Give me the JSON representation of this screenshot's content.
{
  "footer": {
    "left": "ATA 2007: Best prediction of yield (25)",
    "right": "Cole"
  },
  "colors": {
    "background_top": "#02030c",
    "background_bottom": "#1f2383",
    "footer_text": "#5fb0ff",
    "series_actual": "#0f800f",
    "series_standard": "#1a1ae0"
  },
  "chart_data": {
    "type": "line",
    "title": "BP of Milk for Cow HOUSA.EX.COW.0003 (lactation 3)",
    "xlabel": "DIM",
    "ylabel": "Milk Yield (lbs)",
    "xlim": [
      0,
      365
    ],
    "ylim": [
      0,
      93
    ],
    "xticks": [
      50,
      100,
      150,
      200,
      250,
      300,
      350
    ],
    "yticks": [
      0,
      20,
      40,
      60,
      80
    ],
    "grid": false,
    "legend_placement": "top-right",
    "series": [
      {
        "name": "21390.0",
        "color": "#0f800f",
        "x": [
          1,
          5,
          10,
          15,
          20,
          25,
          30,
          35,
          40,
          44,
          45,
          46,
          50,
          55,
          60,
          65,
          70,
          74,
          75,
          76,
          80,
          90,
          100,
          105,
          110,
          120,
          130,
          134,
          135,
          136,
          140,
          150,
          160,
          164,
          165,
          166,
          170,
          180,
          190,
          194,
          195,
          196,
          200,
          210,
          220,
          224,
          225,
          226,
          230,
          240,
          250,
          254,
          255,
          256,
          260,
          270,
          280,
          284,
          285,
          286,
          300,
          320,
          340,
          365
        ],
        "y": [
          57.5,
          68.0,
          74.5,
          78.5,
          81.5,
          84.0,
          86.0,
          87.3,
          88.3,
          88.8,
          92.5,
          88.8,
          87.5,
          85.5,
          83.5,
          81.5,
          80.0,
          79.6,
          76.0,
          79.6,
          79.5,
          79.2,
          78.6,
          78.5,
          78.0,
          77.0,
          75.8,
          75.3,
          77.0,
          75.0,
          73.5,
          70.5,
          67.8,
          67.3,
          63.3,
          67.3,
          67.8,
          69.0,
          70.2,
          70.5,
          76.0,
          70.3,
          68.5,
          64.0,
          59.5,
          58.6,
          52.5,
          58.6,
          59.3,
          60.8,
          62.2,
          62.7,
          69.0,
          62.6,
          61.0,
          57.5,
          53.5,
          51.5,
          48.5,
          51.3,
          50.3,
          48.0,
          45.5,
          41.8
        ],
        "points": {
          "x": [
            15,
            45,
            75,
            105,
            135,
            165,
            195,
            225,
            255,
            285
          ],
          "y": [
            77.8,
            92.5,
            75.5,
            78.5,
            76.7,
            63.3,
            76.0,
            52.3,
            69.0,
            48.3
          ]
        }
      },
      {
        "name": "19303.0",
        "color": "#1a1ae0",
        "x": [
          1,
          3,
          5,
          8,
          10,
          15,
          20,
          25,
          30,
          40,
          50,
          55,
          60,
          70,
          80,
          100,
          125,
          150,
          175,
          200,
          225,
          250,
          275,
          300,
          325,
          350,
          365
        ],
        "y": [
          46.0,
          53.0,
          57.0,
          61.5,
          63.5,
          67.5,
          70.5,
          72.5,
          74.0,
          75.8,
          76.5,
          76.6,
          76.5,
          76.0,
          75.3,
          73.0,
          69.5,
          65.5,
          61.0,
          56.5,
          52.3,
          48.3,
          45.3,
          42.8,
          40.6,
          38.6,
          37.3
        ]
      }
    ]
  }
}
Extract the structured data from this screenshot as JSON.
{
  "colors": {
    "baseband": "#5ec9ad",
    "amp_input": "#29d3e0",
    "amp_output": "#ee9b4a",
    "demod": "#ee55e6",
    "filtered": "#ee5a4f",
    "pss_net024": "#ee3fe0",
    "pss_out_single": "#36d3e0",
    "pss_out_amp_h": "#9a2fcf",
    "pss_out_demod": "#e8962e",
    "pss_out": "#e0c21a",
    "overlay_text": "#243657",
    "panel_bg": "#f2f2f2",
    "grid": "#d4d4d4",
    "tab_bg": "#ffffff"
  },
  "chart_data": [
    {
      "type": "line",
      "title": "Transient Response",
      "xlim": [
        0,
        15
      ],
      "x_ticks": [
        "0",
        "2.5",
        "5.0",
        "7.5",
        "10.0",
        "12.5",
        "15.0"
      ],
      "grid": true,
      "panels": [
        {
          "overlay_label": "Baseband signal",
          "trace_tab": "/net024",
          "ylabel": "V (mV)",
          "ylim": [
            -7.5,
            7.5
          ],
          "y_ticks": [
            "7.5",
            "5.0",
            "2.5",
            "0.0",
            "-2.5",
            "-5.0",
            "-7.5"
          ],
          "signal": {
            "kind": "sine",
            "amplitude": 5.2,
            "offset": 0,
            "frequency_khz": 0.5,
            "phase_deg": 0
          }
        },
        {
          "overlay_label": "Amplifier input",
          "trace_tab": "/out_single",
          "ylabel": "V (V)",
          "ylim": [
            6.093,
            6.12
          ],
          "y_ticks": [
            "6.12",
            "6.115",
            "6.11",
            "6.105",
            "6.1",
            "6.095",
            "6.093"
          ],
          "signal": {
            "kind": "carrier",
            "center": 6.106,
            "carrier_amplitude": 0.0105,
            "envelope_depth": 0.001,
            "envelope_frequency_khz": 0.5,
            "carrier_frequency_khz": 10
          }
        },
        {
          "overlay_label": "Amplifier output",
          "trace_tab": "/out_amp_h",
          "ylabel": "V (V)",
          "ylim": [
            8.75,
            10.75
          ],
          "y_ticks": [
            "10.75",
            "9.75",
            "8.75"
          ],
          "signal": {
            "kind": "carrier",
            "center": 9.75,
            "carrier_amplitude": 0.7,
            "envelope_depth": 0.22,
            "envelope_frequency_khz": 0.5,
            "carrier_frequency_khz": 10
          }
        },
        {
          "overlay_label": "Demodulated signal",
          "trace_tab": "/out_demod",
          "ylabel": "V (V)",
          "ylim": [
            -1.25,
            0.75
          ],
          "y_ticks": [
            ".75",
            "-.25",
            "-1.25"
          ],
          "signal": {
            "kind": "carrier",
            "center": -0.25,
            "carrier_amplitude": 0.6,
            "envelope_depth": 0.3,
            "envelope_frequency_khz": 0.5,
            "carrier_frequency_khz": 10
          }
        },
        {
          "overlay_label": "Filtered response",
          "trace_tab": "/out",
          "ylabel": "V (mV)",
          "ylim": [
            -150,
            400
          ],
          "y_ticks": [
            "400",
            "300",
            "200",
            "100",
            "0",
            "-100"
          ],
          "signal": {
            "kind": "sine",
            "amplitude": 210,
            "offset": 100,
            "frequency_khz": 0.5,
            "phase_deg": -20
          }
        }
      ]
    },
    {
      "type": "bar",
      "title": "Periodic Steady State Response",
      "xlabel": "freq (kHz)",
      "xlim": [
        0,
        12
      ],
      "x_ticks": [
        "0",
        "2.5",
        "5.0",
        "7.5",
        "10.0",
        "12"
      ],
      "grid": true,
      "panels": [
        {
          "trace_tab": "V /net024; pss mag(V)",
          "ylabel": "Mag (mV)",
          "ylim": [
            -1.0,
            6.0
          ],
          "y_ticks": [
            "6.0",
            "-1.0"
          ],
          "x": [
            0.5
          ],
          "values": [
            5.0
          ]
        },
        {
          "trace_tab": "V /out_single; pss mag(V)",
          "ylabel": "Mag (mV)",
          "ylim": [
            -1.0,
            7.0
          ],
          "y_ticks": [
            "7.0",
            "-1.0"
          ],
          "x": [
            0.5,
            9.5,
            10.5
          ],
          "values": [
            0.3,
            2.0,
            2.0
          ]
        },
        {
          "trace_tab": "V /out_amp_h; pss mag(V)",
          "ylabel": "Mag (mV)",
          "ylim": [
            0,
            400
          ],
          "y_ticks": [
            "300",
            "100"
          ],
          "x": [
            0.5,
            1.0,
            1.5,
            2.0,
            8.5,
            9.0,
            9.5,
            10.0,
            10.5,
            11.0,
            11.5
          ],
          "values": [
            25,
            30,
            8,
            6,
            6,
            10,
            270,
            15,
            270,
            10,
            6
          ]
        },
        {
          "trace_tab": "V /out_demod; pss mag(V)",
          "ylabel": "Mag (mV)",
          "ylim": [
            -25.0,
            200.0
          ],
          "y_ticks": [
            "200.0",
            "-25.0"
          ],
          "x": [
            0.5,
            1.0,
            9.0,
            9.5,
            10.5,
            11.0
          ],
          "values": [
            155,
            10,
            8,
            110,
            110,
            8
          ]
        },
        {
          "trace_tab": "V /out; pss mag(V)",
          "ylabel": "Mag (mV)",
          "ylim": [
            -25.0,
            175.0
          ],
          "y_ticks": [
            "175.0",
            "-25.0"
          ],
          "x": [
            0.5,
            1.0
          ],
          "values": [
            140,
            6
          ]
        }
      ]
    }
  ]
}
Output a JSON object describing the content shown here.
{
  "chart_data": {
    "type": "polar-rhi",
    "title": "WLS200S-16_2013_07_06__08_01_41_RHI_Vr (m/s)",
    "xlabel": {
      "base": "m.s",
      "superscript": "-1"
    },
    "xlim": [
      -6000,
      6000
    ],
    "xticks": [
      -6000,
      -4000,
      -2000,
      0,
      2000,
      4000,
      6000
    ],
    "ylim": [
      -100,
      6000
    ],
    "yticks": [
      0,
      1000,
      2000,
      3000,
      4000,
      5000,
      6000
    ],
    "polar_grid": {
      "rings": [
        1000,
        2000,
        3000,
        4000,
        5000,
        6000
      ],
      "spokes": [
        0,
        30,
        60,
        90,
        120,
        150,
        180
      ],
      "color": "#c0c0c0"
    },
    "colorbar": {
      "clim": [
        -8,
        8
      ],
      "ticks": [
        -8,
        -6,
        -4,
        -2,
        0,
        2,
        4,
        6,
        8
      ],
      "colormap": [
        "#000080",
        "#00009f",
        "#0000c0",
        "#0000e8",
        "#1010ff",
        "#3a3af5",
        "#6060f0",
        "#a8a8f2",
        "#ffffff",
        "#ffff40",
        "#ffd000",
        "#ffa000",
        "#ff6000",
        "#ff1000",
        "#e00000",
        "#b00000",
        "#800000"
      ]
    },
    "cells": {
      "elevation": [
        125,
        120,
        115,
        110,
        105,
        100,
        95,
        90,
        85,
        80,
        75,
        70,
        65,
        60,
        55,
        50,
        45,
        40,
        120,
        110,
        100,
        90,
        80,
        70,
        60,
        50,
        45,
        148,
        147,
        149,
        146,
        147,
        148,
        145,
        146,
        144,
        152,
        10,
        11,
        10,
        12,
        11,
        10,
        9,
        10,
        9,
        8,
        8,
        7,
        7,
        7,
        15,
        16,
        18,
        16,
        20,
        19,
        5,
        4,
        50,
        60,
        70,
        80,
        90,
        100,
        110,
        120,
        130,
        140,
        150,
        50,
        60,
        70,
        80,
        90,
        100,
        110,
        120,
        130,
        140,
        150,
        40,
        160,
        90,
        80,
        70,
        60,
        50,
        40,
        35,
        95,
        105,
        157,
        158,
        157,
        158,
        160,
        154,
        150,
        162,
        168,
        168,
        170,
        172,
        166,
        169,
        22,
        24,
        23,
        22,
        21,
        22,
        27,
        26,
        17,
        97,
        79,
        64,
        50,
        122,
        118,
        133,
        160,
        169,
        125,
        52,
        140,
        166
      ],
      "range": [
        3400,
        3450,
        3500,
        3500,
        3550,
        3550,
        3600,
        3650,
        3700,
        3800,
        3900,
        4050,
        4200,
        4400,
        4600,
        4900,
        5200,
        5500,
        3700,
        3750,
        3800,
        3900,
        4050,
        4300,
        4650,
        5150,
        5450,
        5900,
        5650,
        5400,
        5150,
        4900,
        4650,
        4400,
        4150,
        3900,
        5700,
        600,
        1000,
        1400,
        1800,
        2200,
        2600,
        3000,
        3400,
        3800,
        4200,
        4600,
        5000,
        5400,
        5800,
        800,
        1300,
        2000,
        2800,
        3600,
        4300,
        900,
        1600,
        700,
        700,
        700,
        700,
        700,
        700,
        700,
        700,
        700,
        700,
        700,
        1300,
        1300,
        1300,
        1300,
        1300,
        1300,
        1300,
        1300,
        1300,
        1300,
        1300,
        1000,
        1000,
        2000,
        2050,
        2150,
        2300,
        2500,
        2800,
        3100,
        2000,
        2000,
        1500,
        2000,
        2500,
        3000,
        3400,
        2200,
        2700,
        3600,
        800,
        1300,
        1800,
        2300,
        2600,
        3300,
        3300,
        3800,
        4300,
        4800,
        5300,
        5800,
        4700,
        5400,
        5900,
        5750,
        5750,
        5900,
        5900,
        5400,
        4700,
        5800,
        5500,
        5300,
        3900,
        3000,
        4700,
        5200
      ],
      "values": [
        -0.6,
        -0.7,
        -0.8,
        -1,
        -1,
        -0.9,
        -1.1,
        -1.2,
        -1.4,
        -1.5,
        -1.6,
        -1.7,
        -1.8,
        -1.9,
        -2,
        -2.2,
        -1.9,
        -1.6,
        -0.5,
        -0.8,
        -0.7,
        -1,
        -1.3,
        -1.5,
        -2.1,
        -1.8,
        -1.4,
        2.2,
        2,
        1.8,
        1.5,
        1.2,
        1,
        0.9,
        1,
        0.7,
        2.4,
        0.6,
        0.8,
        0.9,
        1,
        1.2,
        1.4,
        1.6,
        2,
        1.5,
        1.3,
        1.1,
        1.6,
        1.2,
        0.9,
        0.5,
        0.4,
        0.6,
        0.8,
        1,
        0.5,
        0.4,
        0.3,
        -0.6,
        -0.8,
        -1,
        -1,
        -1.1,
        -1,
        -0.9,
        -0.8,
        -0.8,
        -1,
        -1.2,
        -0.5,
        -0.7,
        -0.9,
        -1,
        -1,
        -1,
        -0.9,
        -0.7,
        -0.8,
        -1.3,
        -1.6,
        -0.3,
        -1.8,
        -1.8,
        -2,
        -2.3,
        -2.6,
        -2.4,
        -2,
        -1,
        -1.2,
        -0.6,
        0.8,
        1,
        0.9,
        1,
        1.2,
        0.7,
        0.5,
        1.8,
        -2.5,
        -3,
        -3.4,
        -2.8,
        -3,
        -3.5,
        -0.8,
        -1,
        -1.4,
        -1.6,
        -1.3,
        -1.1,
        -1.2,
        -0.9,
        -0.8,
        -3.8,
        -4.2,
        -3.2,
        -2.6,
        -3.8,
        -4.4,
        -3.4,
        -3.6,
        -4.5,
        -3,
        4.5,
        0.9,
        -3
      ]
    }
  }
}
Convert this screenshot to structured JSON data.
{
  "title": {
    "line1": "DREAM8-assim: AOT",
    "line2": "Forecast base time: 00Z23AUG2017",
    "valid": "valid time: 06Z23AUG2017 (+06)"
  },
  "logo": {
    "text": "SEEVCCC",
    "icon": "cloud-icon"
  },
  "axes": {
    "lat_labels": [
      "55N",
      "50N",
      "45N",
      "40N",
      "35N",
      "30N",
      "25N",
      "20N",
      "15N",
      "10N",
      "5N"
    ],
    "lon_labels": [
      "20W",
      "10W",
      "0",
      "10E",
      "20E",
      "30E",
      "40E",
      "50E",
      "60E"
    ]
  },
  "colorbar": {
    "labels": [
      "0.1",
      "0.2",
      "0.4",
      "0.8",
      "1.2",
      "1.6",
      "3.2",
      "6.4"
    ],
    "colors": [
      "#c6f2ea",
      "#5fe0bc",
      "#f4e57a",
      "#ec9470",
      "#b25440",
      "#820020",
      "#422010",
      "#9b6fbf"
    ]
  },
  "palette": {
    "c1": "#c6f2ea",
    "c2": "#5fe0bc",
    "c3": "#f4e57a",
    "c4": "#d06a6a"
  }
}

§ **Objective**: Filter the data for the string "JSON" and copy every line that has it.

§ **Exercise response**:
Give me the JSON representation of this screenshot's content.
Extract the structured data from this screenshot as JSON.
Output a JSON object describing the content shown here.
Convert this screenshot to structured JSON data.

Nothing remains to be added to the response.